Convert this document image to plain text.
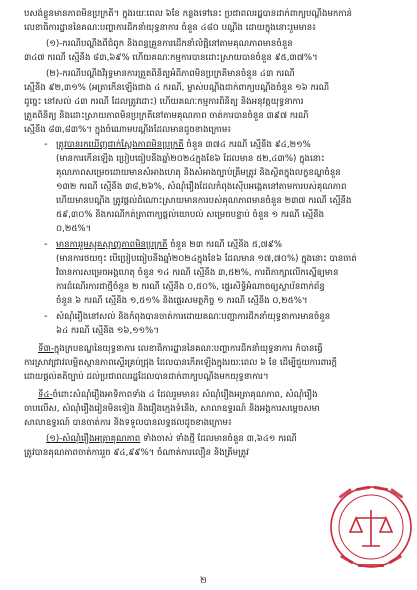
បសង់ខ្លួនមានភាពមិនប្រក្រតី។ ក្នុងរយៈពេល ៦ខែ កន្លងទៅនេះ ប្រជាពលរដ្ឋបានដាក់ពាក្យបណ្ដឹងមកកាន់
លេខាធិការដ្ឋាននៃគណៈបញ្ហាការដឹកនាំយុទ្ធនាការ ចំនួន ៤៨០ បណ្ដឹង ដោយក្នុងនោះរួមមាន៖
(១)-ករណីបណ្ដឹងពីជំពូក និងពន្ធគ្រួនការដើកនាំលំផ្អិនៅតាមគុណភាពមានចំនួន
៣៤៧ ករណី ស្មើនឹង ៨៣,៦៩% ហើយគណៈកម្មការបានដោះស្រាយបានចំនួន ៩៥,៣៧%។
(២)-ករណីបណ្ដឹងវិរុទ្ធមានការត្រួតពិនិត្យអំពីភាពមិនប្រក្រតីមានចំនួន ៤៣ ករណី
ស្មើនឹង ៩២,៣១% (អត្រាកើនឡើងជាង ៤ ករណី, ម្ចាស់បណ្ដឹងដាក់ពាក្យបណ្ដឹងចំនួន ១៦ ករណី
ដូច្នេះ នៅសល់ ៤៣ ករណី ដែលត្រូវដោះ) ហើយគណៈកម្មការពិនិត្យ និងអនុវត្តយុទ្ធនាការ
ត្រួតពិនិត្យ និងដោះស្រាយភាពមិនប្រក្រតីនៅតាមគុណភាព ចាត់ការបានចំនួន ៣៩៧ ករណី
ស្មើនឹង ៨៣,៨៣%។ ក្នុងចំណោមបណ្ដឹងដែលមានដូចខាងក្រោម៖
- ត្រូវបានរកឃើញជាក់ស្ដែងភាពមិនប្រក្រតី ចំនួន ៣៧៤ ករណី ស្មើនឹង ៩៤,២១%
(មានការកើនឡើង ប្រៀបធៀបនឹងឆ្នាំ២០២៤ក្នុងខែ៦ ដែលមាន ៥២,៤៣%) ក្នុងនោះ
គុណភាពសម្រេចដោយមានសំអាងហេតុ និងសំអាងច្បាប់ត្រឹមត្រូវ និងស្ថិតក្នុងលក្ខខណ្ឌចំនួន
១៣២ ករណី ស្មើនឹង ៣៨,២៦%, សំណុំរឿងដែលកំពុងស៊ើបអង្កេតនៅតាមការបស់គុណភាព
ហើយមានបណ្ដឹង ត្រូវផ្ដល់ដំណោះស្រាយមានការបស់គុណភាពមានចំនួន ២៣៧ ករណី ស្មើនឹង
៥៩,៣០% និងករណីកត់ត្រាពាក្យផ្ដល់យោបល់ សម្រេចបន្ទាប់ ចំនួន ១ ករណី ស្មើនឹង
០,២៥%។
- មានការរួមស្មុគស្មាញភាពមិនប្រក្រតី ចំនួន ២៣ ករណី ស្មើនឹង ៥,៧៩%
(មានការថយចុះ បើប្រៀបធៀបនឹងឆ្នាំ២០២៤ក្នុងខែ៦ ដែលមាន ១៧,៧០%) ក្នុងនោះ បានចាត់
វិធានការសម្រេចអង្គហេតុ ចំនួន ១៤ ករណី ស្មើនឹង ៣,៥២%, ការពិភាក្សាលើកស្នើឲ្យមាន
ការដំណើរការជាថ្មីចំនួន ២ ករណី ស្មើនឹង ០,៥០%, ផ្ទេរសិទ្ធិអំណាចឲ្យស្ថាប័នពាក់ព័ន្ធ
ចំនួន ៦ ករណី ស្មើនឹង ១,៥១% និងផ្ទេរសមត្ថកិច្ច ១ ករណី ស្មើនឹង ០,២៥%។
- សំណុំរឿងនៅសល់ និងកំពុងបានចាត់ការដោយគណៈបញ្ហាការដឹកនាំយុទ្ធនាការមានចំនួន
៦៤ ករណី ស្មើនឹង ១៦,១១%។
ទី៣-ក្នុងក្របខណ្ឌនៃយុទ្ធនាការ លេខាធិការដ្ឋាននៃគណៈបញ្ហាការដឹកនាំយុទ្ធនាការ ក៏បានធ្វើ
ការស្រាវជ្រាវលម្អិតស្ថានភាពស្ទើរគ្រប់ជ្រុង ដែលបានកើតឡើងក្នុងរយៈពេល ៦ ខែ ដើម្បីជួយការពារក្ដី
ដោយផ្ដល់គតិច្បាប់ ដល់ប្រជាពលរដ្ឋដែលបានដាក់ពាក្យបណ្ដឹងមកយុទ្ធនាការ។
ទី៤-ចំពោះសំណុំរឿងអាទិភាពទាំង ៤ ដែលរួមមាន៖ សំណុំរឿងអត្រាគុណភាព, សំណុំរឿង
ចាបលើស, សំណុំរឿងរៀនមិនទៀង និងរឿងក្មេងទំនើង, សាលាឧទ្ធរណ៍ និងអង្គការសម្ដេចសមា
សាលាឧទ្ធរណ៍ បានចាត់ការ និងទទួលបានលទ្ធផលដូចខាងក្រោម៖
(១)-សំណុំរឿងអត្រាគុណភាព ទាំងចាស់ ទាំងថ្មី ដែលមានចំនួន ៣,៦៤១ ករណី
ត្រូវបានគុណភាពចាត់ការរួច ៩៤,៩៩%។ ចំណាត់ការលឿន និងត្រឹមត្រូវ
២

# TASK DIRECTIONS
Find every line above that contains the word "ពលរដ", and return each one.

# FINISHED ANSWER
បសង់ខ្លួនមានភាពមិនប្រក្រតី។ ក្នុងរយៈពេល ៦ខែ កន្លងទៅនេះ ប្រជាពលរដ្ឋបានដាក់ពាក្យបណ្ដឹងមកកាន់
ដោយផ្ដល់គតិច្បាប់ ដល់ប្រជាពលរដ្ឋដែលបានដាក់ពាក្យបណ្ដឹងមកយុទ្ធនាការ។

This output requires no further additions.